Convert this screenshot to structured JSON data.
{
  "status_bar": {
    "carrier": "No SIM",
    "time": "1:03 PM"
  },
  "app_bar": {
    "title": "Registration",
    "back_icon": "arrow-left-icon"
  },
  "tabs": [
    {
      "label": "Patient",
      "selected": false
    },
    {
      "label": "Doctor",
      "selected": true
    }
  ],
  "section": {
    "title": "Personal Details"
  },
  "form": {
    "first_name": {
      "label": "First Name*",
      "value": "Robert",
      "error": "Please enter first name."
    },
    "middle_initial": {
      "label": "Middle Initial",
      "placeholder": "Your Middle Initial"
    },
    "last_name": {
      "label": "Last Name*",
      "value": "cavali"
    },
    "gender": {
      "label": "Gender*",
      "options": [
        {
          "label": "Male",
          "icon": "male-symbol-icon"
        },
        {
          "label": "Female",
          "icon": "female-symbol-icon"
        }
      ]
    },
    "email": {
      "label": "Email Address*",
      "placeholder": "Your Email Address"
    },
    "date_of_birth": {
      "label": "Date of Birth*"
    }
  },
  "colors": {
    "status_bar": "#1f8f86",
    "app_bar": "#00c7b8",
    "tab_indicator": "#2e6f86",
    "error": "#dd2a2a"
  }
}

### PROBLEM REQUIREMENTS
Report how many lines of the preceding records include "label". Output the number only.

### EXERCISE OUTPUT
10